--- Start of Data for the task ---

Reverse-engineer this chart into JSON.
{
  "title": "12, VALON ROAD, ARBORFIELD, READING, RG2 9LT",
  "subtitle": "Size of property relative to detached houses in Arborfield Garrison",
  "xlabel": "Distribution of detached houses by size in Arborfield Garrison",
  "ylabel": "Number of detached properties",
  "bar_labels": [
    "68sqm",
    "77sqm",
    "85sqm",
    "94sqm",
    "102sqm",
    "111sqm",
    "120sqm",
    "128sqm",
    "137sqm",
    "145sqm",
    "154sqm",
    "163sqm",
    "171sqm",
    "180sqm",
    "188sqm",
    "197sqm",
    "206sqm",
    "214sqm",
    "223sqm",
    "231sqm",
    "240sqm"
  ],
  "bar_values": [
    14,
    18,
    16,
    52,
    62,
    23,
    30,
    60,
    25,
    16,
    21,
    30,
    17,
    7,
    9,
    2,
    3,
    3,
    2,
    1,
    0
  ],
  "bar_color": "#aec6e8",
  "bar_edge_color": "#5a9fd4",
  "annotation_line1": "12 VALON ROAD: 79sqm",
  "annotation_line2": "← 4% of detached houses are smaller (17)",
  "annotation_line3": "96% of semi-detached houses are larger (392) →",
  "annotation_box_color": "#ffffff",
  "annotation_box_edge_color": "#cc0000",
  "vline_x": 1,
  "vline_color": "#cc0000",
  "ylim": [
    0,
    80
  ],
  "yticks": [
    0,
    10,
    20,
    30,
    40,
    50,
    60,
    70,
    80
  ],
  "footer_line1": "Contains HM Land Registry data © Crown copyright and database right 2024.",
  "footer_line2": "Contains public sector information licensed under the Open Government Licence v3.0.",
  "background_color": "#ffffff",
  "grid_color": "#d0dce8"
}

--- End of Data for the task ---

◆ Requirement ◆
Extract the full set of entries word for word.

◆ Written reply ◆
Reverse-engineer this chart into JSON.
{
  "title": "12, VALON ROAD, ARBORFIELD, READING, RG2 9LT",
  "subtitle": "Size of property relative to detached houses in Arborfield Garrison",
  "xlabel": "Distribution of detached houses by size in Arborfield Garrison",
  "ylabel": "Number of detached properties",
  "bar_labels": [
    "68sqm",
    "77sqm",
    "85sqm",
    "94sqm",
    "102sqm",
    "111sqm",
    "120sqm",
    "128sqm",
    "137sqm",
    "145sqm",
    "154sqm",
    "163sqm",
    "171sqm",
    "180sqm",
    "188sqm",
    "197sqm",
    "206sqm",
    "214sqm",
    "223sqm",
    "231sqm",
    "240sqm"
  ],
  "bar_values": [
    14,
    18,
    16,
    52,
    62,
    23,
    30,
    60,
    25,
    16,
    21,
    30,
    17,
    7,
    9,
    2,
    3,
    3,
    2,
    1,
    0
  ],
  "bar_color": "#aec6e8",
  "bar_edge_color": "#5a9fd4",
  "annotation_line1": "12 VALON ROAD: 79sqm",
  "annotation_line2": "← 4% of detached houses are smaller (17)",
  "annotation_line3": "96% of semi-detached houses are larger (392) →",
  "annotation_box_color": "#ffffff",
  "annotation_box_edge_color": "#cc0000",
  "vline_x": 1,
  "vline_color": "#cc0000",
  "ylim": [
    0,
    80
  ],
  "yticks": [
    0,
    10,
    20,
    30,
    40,
    50,
    60,
    70,
    80
  ],
  "footer_line1": "Contains HM Land Registry data © Crown copyright and database right 2024.",
  "footer_line2": "Contains public sector information licensed under the Open Government Licence v3.0.",
  "background_color": "#ffffff",
  "grid_color": "#d0dce8"
}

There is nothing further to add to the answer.